** begin Task material **

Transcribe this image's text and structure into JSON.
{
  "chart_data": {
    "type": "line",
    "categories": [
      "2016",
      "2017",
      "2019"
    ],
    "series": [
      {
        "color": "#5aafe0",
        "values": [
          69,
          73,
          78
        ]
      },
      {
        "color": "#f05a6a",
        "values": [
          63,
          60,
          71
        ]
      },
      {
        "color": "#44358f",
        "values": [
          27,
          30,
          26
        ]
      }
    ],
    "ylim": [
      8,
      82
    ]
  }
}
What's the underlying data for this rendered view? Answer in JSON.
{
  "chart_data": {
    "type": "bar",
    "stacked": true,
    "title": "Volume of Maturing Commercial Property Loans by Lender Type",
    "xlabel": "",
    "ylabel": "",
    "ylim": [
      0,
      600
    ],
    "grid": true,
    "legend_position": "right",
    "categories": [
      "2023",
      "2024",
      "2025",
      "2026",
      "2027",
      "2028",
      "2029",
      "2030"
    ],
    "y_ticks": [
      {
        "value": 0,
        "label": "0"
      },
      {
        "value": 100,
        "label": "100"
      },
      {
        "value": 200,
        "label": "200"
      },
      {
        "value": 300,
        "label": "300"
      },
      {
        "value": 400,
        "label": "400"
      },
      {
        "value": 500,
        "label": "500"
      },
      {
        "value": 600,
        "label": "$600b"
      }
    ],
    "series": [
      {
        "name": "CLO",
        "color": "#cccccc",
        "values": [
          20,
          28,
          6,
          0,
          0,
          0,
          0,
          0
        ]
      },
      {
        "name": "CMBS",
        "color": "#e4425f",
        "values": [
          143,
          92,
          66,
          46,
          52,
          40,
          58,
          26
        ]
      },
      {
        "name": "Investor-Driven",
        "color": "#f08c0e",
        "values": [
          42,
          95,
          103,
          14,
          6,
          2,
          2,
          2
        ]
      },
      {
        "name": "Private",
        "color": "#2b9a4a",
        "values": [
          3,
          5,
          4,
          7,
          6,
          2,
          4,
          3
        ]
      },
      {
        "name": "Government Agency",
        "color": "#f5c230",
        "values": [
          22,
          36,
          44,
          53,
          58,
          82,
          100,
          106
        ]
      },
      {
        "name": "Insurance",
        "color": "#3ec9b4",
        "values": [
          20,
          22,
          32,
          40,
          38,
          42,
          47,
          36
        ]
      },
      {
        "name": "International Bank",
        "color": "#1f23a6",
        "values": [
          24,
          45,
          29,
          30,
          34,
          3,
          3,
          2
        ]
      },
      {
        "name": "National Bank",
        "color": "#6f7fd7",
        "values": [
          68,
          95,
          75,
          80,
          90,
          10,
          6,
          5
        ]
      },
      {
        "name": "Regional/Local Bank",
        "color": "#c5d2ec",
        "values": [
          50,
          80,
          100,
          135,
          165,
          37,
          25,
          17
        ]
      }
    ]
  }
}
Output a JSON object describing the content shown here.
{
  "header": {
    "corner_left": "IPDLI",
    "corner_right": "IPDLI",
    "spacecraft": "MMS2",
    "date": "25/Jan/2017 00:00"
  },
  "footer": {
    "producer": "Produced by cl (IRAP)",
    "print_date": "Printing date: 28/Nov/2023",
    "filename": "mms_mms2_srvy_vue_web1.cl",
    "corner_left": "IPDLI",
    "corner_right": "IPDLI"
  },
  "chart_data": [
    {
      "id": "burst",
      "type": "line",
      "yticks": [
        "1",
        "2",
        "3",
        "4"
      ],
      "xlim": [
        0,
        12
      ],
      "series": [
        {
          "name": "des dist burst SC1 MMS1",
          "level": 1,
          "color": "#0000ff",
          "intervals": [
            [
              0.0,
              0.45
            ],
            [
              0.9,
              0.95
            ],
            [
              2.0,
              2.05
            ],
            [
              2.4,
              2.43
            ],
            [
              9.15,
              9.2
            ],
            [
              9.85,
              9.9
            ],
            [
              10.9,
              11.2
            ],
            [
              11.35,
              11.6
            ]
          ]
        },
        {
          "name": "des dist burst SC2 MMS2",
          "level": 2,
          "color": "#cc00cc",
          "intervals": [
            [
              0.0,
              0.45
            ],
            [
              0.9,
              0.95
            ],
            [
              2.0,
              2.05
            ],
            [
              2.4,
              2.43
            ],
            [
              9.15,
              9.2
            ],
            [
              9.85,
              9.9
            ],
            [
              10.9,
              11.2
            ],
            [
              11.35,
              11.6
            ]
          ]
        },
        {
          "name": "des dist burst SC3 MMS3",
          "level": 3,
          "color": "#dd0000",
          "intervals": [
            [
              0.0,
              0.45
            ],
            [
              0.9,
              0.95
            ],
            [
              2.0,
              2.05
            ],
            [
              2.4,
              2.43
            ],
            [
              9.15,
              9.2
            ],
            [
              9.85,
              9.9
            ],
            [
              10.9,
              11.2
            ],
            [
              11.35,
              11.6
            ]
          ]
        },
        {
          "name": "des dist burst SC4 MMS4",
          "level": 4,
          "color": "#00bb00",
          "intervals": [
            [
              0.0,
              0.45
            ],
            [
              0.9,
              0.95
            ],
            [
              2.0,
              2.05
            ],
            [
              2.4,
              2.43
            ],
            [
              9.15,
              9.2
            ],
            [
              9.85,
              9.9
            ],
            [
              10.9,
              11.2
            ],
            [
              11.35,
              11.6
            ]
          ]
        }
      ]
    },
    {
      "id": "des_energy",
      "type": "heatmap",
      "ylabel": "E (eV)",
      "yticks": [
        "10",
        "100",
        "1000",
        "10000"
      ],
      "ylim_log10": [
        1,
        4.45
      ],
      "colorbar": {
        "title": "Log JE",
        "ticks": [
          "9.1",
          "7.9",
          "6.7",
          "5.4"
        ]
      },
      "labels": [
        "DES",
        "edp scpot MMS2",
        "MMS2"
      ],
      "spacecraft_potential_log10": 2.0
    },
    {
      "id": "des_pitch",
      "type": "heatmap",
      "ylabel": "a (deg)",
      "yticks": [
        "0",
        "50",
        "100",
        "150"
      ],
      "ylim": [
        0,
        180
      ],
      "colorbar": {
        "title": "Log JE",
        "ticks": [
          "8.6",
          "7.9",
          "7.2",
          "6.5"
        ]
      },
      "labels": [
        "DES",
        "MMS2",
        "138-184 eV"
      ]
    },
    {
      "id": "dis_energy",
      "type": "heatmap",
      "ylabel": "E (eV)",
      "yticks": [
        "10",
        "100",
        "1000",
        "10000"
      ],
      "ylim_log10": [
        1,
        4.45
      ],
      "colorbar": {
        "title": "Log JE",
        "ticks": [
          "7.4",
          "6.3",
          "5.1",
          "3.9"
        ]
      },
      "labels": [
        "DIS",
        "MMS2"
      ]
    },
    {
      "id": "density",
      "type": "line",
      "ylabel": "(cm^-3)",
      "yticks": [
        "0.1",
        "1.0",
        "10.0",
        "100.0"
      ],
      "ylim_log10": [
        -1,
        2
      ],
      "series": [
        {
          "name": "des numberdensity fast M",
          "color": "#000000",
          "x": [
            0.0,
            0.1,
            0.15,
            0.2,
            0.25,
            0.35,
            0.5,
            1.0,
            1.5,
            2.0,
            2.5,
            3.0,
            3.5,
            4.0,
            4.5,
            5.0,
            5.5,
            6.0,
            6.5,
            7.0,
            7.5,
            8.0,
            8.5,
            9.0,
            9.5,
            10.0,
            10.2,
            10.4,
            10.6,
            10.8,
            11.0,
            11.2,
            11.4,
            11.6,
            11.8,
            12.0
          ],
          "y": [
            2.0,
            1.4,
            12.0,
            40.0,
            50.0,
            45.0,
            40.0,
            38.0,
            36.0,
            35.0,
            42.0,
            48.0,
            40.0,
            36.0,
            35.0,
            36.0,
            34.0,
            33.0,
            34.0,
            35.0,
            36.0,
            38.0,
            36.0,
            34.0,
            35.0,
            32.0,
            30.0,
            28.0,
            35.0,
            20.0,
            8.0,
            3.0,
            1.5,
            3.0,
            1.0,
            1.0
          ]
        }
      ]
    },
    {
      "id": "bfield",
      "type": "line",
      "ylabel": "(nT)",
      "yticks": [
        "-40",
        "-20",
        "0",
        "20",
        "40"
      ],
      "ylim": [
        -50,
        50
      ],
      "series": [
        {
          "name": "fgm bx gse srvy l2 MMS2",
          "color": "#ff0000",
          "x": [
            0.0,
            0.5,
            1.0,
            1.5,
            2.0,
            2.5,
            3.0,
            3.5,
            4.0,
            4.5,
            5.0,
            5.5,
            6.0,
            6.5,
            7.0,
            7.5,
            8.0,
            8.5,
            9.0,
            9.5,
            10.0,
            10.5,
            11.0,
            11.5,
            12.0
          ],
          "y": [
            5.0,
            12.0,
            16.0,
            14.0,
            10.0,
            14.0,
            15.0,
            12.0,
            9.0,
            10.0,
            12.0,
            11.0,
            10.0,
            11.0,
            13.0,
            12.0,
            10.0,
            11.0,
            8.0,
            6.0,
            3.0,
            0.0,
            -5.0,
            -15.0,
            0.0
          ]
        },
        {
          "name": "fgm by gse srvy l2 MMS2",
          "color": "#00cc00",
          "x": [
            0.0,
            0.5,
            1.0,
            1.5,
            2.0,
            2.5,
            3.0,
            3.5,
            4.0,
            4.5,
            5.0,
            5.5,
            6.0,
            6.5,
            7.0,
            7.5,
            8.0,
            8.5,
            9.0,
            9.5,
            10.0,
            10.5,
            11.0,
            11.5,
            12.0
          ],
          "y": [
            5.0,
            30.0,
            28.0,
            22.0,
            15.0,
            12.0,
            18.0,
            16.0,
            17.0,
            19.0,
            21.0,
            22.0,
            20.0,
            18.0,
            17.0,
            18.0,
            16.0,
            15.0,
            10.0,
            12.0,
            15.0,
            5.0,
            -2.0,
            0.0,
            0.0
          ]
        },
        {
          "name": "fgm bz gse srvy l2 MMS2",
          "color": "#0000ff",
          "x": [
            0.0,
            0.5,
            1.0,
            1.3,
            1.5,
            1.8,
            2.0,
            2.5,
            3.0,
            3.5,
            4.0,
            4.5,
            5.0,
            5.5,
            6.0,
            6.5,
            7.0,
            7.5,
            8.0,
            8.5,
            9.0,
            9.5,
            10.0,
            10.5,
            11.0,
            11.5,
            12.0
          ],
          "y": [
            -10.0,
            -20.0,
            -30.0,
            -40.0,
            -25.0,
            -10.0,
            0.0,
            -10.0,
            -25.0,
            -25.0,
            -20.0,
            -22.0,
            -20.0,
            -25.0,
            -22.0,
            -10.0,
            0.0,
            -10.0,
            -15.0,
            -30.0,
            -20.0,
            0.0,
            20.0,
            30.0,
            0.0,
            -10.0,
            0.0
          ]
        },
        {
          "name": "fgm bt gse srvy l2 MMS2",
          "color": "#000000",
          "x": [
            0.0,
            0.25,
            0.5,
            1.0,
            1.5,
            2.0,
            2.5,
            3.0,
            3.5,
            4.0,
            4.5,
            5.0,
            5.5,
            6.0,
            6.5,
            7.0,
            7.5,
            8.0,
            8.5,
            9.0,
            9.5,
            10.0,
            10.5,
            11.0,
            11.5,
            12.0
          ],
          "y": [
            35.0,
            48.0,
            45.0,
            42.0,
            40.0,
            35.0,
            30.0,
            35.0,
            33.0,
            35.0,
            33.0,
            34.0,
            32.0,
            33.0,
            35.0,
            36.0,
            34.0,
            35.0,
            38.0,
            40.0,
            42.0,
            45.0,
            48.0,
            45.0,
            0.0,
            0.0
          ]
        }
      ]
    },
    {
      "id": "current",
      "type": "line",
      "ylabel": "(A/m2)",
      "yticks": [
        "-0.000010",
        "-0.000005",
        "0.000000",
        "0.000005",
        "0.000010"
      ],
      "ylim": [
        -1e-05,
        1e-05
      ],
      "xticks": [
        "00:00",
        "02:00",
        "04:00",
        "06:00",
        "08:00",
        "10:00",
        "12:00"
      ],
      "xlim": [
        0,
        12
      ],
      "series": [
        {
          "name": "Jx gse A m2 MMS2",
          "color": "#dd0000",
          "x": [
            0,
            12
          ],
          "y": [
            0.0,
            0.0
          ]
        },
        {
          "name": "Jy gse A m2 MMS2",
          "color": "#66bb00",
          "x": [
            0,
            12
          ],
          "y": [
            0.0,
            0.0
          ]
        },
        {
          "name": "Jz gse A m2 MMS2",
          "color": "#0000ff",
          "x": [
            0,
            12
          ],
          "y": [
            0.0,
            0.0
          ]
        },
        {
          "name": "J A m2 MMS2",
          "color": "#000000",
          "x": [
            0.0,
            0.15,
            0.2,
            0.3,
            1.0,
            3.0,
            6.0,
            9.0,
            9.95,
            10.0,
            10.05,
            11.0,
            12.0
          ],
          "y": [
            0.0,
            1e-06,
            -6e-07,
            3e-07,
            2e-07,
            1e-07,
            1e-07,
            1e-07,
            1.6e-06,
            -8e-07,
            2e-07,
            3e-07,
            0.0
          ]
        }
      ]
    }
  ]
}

** end Task material **

◆ Short exercise ◆
Your answer should be one number: how many lines in the material above contain the string "this".

◆ Task result ◆
2